▶ [Exercise directions] Locate the string "name" in the records below. Copy every line where it occurs.

* * * * *

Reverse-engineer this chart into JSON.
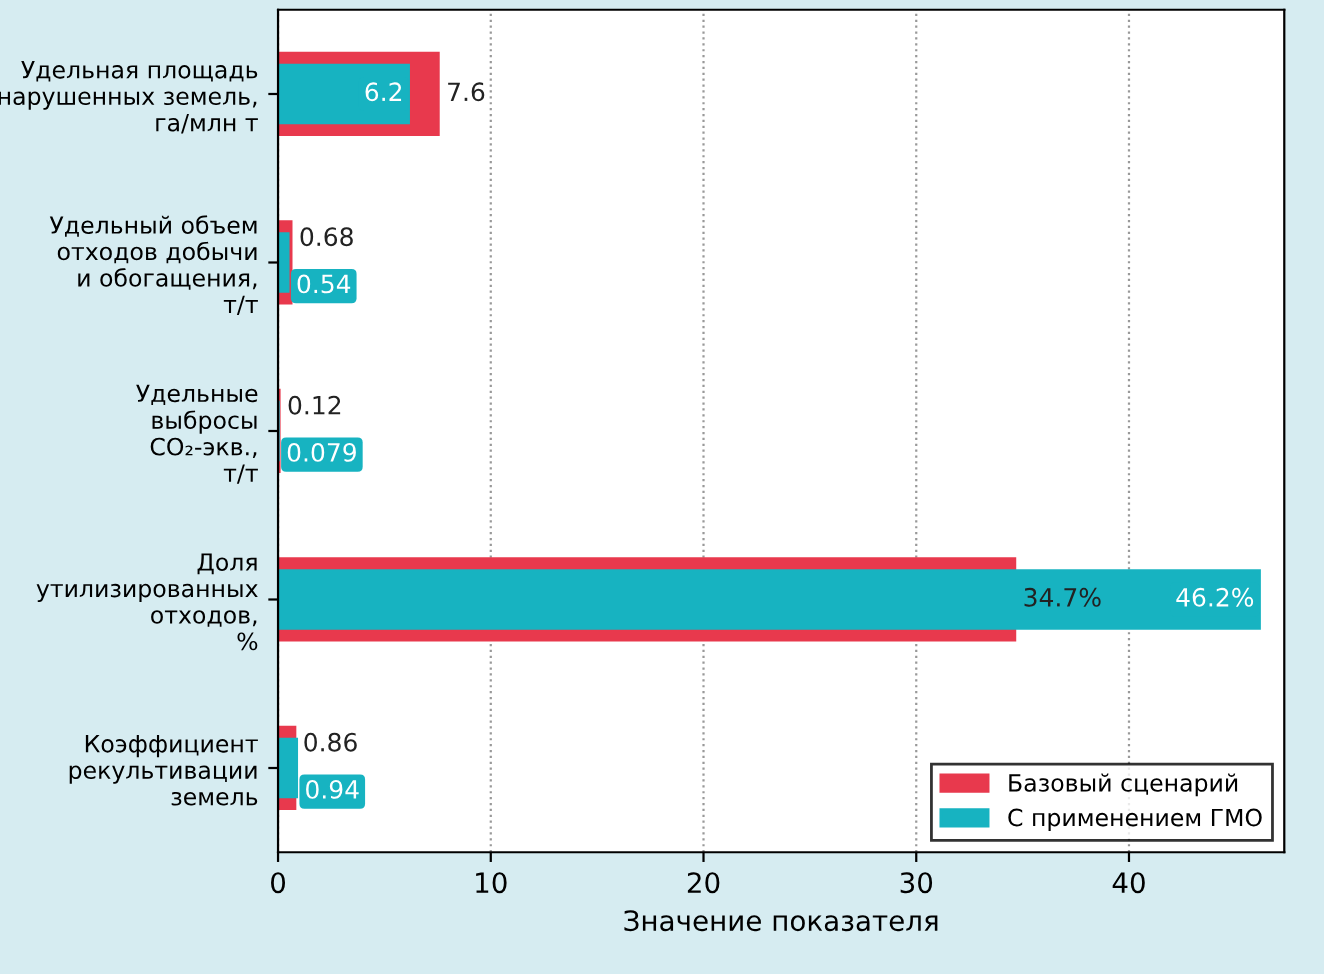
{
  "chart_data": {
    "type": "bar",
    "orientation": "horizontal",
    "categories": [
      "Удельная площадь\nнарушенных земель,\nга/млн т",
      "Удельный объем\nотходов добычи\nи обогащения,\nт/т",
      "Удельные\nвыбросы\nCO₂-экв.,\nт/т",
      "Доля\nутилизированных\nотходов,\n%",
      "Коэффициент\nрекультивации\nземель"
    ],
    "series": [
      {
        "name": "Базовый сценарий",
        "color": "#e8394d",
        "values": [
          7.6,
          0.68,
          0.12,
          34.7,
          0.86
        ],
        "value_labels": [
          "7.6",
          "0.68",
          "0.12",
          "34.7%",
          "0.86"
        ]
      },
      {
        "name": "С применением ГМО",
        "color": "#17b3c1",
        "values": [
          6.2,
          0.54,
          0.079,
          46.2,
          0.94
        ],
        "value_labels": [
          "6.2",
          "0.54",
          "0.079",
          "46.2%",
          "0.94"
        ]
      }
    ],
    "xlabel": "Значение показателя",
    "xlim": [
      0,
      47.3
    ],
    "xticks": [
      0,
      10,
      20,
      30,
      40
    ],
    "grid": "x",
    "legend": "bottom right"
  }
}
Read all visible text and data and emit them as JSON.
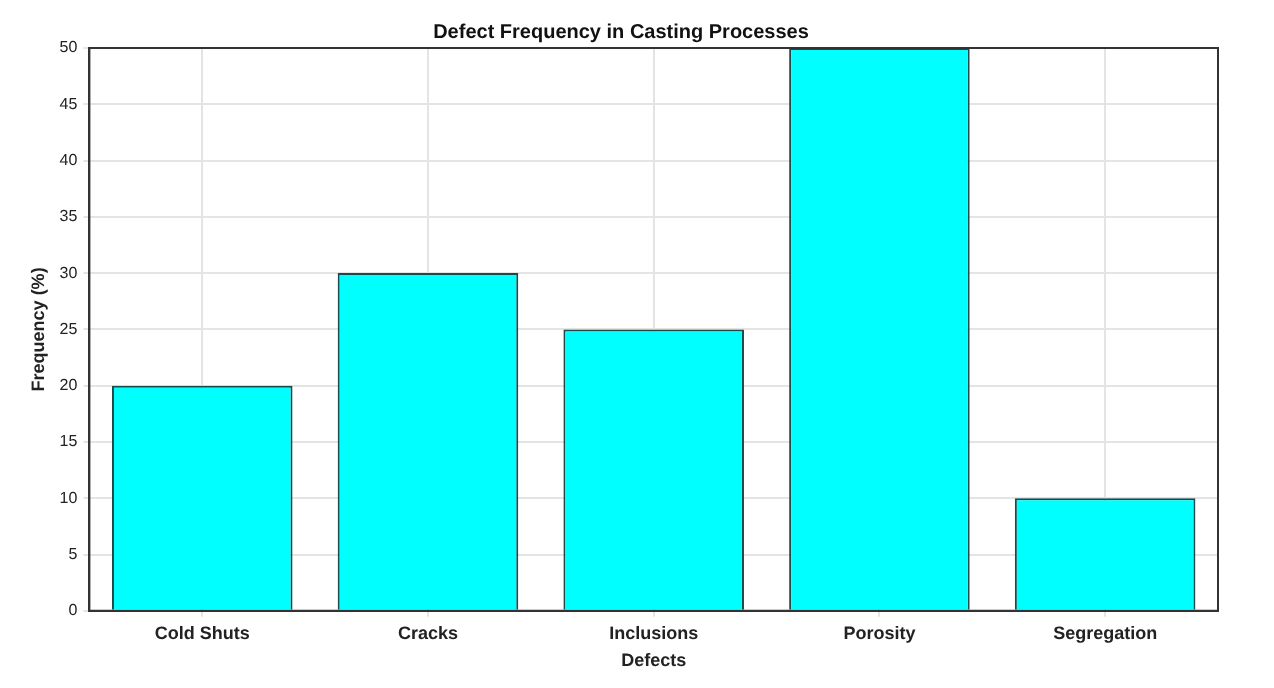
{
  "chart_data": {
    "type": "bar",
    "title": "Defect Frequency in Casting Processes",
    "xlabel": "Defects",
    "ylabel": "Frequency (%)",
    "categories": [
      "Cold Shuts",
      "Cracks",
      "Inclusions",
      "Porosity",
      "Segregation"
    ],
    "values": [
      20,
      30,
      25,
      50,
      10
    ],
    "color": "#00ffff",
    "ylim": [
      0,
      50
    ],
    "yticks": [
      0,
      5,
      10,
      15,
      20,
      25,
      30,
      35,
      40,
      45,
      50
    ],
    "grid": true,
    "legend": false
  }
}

* * * * *

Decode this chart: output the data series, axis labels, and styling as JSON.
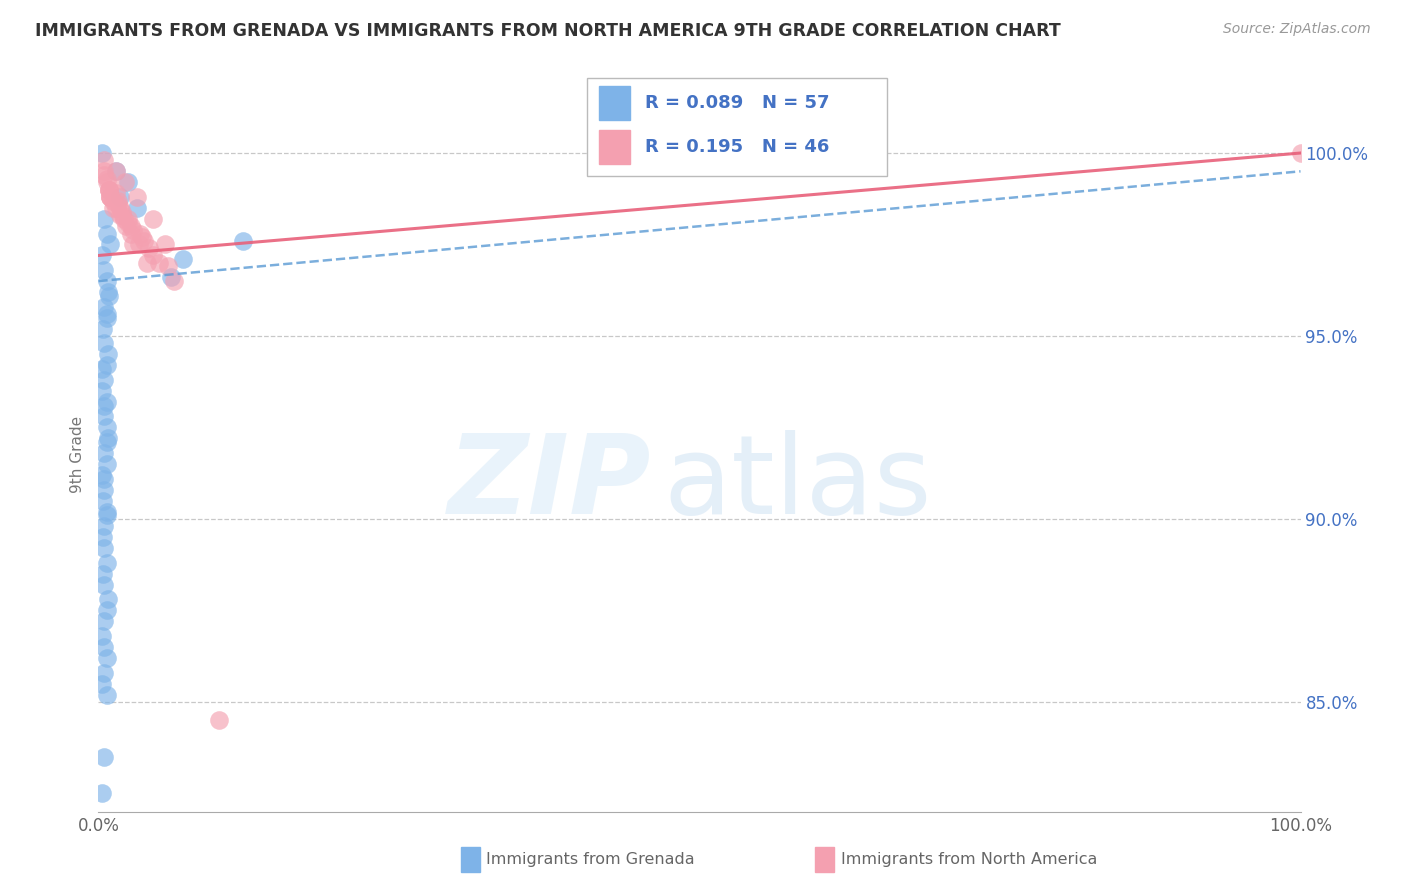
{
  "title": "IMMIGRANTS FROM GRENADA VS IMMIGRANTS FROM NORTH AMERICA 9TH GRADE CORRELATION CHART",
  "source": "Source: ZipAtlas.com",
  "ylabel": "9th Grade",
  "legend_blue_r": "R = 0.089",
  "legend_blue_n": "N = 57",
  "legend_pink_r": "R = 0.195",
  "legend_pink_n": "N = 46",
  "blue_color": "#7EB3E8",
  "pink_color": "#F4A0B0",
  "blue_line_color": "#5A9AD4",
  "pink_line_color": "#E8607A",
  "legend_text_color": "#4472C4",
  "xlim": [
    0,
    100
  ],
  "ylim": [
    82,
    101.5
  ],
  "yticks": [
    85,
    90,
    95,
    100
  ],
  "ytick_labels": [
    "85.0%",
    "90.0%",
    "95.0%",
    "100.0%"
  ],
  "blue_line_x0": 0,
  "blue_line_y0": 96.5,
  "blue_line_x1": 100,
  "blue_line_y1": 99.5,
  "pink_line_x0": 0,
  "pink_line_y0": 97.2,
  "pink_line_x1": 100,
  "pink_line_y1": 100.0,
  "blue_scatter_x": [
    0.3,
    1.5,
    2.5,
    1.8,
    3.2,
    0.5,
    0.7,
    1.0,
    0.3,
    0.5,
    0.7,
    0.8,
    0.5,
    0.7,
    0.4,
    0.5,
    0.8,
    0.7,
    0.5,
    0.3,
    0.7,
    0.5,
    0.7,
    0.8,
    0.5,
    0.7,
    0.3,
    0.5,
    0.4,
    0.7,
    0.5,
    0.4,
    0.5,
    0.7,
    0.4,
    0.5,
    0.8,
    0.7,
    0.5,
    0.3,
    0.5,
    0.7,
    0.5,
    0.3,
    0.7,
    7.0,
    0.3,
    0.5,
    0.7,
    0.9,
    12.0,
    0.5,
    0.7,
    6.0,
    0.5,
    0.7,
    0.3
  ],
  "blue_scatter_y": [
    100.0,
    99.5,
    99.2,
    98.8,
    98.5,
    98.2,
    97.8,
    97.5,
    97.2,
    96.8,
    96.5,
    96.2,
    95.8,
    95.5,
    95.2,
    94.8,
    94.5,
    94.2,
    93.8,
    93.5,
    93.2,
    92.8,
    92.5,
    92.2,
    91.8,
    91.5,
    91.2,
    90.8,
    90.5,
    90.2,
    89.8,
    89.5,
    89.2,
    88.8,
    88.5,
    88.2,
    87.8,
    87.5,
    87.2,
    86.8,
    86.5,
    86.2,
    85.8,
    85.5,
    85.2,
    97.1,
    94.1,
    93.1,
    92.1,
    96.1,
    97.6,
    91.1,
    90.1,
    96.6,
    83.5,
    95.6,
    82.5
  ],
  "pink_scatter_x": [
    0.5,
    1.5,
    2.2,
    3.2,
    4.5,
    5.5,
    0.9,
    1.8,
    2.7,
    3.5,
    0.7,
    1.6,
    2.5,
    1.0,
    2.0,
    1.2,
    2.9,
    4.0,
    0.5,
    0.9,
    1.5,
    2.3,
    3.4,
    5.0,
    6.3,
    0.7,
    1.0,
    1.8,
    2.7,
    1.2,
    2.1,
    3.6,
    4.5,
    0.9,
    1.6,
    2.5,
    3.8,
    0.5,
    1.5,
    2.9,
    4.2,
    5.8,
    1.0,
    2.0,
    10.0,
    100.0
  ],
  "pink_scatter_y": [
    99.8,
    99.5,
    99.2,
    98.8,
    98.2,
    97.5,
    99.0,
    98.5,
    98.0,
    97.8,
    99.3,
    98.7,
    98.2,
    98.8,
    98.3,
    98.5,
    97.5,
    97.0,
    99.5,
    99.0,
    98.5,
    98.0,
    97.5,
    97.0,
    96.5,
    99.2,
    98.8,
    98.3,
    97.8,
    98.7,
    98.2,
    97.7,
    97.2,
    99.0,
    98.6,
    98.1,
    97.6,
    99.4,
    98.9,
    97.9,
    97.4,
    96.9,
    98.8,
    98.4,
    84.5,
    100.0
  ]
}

* * * * *

▶ [Expected answer]
        "name": "Базовый сценарий",
        "name": "С применением ГМО",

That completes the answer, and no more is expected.